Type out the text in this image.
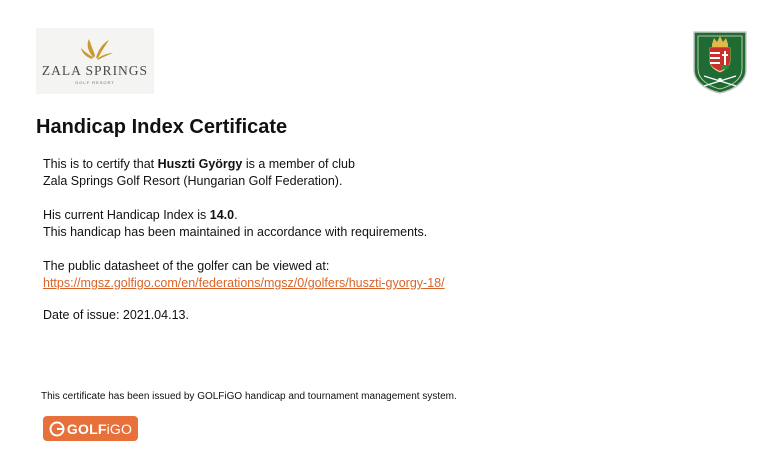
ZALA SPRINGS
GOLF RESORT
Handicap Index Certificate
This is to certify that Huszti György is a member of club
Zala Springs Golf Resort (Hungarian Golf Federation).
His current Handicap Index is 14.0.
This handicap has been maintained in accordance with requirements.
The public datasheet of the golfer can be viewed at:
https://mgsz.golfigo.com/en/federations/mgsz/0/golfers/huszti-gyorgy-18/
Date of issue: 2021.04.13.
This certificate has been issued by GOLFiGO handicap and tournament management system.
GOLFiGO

## [BRIEF]
Return the material word for word. Pictures are not part of the copy.

## [FINISHED EXERCISE]
Type out the text in this image.
ZALA SPRINGS
GOLF RESORT
Handicap Index Certificate
This is to certify that Huszti György is a member of club
Zala Springs Golf Resort (Hungarian Golf Federation).
His current Handicap Index is 14.0.
This handicap has been maintained in accordance with requirements.
The public datasheet of the golfer can be viewed at:
https://mgsz.golfigo.com/en/federations/mgsz/0/golfers/huszti-gyorgy-18/
Date of issue: 2021.04.13.
This certificate has been issued by GOLFiGO handicap and tournament management system.
GOLFiGO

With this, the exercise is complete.